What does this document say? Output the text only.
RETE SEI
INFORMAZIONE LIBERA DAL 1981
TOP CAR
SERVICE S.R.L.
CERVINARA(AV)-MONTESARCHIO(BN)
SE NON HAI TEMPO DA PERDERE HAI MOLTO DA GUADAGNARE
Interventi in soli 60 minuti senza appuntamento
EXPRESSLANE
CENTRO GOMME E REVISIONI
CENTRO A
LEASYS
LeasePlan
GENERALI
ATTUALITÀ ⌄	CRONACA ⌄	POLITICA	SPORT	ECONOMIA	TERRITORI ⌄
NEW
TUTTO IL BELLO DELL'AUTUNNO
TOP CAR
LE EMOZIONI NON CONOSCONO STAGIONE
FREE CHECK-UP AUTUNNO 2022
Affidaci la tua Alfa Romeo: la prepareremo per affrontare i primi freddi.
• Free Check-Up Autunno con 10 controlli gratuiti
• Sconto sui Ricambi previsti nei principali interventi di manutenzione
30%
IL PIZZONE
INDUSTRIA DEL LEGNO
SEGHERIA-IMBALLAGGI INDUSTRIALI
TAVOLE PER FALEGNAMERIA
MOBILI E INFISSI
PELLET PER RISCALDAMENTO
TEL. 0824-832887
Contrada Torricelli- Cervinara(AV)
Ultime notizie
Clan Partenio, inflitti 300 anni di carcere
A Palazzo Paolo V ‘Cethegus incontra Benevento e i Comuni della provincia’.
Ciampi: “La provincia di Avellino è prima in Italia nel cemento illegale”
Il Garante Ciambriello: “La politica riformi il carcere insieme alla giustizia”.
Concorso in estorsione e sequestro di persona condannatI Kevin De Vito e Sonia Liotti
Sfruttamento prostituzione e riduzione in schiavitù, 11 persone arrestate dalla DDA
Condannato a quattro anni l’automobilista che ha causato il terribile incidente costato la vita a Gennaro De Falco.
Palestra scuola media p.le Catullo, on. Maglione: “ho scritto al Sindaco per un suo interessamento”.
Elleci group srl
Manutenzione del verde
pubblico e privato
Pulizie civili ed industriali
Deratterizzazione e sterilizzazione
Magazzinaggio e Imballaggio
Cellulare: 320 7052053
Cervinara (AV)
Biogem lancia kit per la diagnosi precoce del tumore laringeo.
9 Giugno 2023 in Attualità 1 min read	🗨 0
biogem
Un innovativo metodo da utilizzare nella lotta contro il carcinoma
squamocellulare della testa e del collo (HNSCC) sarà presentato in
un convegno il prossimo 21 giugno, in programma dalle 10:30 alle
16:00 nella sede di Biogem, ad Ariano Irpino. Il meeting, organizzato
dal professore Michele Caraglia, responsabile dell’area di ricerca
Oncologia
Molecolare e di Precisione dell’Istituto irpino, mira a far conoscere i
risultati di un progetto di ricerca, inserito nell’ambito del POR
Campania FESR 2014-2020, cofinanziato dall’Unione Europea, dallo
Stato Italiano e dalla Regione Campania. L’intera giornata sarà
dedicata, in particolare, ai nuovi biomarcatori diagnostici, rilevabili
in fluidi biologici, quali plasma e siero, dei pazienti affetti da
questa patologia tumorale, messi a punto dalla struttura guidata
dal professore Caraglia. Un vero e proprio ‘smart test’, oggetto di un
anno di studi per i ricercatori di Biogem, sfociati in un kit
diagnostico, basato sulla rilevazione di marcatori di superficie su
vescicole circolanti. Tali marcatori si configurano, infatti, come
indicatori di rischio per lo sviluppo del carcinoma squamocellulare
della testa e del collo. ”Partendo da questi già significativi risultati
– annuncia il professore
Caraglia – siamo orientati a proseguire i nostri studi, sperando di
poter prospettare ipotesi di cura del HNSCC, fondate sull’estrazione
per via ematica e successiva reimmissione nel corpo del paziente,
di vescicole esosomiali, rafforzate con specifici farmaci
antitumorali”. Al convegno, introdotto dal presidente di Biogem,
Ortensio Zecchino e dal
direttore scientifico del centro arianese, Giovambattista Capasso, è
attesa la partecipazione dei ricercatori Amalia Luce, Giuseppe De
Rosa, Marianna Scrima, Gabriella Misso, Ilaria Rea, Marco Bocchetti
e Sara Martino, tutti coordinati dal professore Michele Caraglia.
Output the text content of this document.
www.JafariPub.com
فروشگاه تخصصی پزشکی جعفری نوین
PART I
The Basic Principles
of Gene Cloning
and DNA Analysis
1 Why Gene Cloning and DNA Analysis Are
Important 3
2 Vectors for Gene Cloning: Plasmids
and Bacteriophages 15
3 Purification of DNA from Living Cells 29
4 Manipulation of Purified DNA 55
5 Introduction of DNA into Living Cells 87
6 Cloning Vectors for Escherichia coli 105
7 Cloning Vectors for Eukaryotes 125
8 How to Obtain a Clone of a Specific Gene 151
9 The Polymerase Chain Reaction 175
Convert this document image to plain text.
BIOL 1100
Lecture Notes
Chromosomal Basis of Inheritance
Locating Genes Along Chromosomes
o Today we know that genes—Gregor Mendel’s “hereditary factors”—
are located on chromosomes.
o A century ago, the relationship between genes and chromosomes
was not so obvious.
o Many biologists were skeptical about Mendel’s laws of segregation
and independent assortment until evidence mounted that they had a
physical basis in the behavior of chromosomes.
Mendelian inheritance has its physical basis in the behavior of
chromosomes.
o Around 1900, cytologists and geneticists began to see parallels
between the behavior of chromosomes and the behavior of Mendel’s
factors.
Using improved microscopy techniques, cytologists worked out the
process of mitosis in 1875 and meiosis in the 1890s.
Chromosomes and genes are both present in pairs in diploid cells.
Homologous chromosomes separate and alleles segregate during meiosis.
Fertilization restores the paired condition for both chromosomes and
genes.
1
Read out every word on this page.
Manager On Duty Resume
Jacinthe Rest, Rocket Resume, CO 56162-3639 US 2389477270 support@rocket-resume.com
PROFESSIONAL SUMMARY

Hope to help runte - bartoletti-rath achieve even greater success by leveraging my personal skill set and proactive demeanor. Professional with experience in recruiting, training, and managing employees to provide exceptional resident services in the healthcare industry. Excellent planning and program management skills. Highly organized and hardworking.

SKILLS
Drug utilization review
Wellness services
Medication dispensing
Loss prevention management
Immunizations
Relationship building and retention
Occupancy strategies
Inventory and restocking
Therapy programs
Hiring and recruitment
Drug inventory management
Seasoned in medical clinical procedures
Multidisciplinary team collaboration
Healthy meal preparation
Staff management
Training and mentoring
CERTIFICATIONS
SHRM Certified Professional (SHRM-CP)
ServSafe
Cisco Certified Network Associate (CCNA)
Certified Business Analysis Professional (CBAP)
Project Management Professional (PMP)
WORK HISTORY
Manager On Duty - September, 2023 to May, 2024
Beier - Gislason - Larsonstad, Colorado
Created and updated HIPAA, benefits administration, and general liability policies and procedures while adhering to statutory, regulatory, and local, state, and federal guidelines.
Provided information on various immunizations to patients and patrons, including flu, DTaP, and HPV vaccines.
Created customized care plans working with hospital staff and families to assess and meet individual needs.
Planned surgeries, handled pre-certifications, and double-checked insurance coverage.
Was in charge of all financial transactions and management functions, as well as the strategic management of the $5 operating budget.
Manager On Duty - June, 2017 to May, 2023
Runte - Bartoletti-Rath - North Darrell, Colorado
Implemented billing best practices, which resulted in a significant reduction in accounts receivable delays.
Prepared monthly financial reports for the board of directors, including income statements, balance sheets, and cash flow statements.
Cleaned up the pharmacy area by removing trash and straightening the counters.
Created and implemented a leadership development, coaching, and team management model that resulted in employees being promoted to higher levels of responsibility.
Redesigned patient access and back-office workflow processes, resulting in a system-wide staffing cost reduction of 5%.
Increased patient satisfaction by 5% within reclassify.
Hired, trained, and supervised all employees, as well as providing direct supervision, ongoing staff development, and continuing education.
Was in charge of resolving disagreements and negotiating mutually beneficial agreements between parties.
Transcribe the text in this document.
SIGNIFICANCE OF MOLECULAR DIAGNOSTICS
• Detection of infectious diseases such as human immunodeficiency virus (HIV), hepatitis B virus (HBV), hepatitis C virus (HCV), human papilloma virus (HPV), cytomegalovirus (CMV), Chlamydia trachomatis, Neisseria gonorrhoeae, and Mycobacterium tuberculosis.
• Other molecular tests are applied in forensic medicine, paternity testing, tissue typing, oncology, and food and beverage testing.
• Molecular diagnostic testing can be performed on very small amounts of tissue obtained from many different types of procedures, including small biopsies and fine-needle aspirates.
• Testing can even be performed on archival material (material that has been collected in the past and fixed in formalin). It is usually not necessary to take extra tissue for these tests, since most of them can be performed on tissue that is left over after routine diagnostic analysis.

================

■ **What is needed**
Where a line of the data above includes the string "Michele", pull it out.

■ **Response below**
dal professore Michele Caraglia, responsabile dell’area di ricerca
e Sara Martino, tutti coordinati dal professore Michele Caraglia.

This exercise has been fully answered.